Tarea asignada: Enumera todos los países que se nombran en el fragmento de texto.
━━━━━ Fragmento de texto ━━━━━
Si pudiera pedir un milagro, apenas un milagro navideño, no sería devolverle la vida. Lejos de mí determinar cuándo le llega el momento final a alguien. Pero sí pediría que el hombre, del que no sé su nombre, pudiera abrir los ojos y ver que sus últimos minutos estuvieron signados por cierta grandeza: la gente que se turnó para hacer RCP durante cuarenta minutos sin parar, la caricia leve del muchacho antes de conectar el desfibrilador, el respeto con que la chica hurgó en su bolsillo para buscar algún dato -“Es que no quiero andar revisándole la billetera”-, los ojos lloroso de la adolescente que preguntó asombrada “¿y no van a intentar nada más?” cuando emergencias lo tapó con una tela, el silencio con el que todos se quedaron cerca, la presencia de quienes ofrecieron una hora de su vida para no dejar solo a alguien que yacía en el piso. El hecho de que nadie sugiriera tomarle el pulso, porque nadie quería una excusa para desistir. Quisiera que el hombre de las bermudas supiera que no murió solo, que una pequeña comunidad de desconocidos estuvo a su lado, que su muerte no fue indiferente para ninguno de nosotros y que todos los detalles de esa hora final se parecieron mucho, muchísimo, al afecto.
Silvina Cattáneo nació en Misiones en 1979. Estudió Comunicación Social en la Universidad Adventista del Plata, en Entre Ríos. Después de diez años trabajando en radio y televisión en Argentina y Brasil se instaló en Montevideo, acompasada por la tranquilidad de la ciudad y la rambla a la que todos, por cortesía, llaman mar. Actualmente trabaja en el Centro Recordatorio del Holocausto de Uruguay y en sus ratos libres escribe sobre historias que la conmueven.
━━━━━ Extractos de datos ━━━━━
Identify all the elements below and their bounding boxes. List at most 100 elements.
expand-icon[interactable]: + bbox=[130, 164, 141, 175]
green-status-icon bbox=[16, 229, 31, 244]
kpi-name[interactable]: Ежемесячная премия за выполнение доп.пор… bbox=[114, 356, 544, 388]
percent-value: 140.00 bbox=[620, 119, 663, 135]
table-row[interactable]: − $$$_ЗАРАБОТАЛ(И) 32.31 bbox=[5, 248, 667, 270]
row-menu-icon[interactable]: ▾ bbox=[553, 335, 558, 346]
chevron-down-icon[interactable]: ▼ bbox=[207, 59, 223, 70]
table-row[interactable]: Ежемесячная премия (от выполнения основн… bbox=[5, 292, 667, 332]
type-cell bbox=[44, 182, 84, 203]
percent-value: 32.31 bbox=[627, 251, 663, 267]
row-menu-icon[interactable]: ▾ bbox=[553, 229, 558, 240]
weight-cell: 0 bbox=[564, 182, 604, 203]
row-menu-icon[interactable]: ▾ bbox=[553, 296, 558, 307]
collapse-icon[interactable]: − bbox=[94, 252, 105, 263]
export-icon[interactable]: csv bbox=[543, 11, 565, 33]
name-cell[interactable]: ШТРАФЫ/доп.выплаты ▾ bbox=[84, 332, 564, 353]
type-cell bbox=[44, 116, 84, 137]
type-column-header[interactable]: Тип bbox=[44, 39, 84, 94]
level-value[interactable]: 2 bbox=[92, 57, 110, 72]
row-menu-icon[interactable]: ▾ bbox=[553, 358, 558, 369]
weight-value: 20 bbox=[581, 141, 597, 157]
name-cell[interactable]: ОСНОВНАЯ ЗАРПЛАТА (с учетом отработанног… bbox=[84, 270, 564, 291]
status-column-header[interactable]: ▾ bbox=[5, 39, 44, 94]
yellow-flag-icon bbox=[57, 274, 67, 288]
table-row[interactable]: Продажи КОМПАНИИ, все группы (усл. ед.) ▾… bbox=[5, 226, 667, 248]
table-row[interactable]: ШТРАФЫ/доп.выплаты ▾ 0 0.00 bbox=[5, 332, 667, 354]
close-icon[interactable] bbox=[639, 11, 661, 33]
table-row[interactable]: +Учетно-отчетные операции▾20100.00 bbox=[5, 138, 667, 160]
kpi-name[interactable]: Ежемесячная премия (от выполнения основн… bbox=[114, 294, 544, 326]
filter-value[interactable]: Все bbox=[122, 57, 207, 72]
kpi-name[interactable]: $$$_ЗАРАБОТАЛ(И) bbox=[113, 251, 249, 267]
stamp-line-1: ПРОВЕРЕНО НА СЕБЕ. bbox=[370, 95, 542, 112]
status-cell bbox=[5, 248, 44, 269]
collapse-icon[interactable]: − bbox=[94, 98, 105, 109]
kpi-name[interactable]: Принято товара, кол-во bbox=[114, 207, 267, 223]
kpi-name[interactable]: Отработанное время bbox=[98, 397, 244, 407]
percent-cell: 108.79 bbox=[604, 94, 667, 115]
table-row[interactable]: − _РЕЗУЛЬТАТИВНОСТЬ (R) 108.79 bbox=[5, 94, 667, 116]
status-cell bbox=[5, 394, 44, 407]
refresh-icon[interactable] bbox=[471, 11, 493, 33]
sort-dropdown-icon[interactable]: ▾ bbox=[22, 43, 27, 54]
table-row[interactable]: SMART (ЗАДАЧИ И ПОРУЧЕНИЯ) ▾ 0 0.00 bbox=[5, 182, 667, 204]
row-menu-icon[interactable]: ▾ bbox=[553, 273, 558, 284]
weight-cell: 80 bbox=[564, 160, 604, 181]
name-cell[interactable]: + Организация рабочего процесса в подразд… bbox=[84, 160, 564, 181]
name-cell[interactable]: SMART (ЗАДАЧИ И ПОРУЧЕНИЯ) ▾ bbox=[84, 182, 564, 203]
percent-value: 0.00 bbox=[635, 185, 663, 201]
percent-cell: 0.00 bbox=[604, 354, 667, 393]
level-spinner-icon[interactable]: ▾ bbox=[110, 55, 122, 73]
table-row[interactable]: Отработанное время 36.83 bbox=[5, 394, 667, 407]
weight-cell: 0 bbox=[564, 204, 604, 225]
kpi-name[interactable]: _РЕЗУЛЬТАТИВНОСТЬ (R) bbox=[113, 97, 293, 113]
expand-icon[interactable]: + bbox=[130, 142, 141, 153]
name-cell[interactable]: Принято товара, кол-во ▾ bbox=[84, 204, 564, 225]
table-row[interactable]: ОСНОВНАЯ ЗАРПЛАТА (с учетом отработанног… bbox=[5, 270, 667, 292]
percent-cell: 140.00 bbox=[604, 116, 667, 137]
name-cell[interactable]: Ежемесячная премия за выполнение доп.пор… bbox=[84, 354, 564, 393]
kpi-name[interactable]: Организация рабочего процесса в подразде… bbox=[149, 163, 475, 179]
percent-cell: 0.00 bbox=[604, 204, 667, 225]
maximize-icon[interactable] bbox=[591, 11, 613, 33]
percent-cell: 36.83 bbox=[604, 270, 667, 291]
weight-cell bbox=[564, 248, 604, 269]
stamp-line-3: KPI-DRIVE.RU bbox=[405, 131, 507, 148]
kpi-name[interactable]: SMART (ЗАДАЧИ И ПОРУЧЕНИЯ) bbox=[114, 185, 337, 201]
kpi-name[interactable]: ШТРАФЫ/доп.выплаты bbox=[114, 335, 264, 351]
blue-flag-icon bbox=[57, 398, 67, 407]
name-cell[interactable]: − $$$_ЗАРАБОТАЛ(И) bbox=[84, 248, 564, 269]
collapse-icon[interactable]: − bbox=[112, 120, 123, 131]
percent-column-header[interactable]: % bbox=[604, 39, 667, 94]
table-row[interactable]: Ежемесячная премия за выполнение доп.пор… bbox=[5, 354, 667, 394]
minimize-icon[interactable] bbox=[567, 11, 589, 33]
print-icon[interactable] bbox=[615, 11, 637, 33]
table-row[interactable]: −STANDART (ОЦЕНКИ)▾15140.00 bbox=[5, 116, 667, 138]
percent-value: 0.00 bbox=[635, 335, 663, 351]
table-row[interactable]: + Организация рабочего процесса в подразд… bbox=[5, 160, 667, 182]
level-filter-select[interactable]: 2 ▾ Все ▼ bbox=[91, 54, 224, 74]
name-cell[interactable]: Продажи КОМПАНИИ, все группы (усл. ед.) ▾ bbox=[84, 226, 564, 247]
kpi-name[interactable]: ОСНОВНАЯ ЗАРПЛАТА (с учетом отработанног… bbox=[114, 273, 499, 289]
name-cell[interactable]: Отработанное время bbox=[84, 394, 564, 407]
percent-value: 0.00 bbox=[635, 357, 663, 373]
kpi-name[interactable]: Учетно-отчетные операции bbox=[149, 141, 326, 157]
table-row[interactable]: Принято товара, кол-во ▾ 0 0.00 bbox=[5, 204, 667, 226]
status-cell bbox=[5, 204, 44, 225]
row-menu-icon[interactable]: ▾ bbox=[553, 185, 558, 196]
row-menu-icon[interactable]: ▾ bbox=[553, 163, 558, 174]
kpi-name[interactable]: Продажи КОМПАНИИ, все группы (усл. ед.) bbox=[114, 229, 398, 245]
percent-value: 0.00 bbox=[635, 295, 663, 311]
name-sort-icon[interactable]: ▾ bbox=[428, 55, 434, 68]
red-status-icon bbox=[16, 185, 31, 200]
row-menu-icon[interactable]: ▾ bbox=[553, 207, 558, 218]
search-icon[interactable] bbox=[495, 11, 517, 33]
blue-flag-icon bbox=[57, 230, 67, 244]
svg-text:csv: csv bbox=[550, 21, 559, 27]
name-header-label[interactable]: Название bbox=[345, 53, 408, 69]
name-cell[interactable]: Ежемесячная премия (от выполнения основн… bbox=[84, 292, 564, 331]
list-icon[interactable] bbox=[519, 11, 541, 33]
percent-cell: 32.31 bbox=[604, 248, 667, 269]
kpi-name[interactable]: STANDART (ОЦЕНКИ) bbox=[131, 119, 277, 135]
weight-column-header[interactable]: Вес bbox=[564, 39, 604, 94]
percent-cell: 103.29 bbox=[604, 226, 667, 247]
━━━━━
Resultado del ejercicio: Argentina, Brasil y Uruguay.